#### TASK TO CARRY OUT:
Restate each line word for word. Leave out every picture.

#### THE INPUT:
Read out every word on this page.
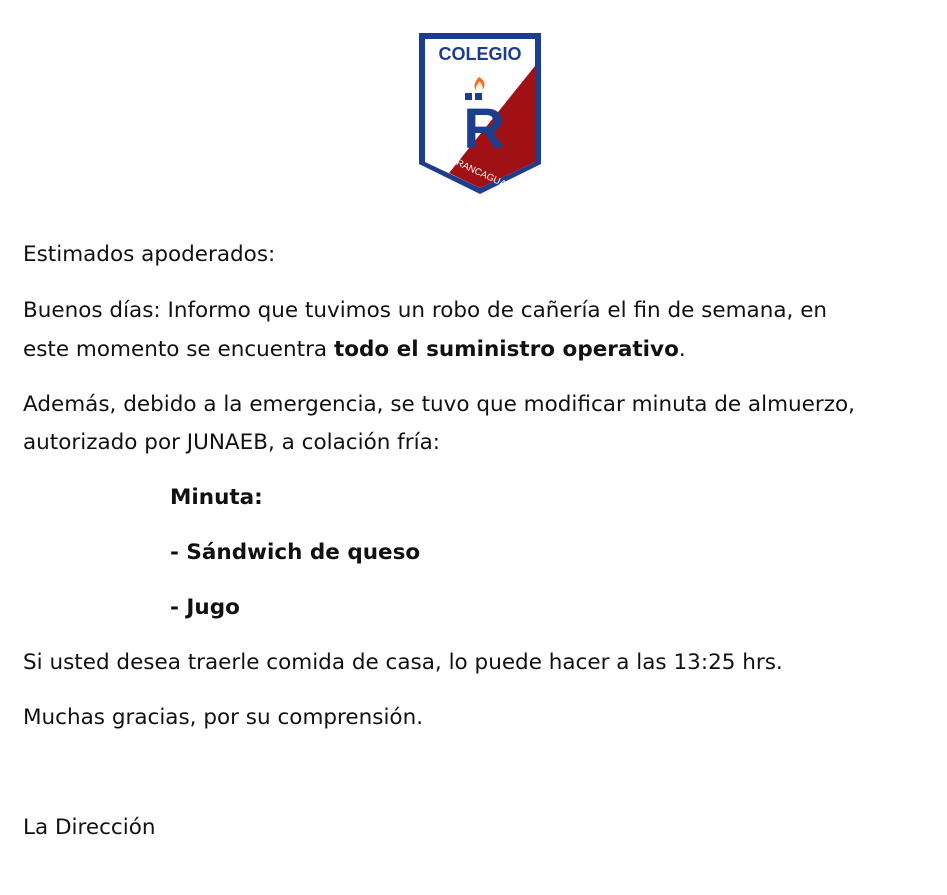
COLEGIO
R
RANCAGUA
Estimados apoderados:
Buenos días: Informo que tuvimos un robo de cañería el fin de semana, en
este momento se encuentra todo el suministro operativo.
Además, debido a la emergencia, se tuvo que modificar minuta de almuerzo,
autorizado por JUNAEB, a colación fría:
Minuta:
- Sándwich de queso
- Jugo
Si usted desea traerle comida de casa, lo puede hacer a las 13:25 hrs.
Muchas gracias, por su comprensión.
La Dirección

#### OUTPUT:
Read out every word on this page.
COLEGIO
R
RANCAGUA
Estimados apoderados:
Buenos días: Informo que tuvimos un robo de cañería el fin de semana, en
este momento se encuentra todo el suministro operativo.
Además, debido a la emergencia, se tuvo que modificar minuta de almuerzo,
autorizado por JUNAEB, a colación fría:
Minuta:
- Sándwich de queso
- Jugo
Si usted desea traerle comida de casa, lo puede hacer a las 13:25 hrs.
Muchas gracias, por su comprensión.
La Dirección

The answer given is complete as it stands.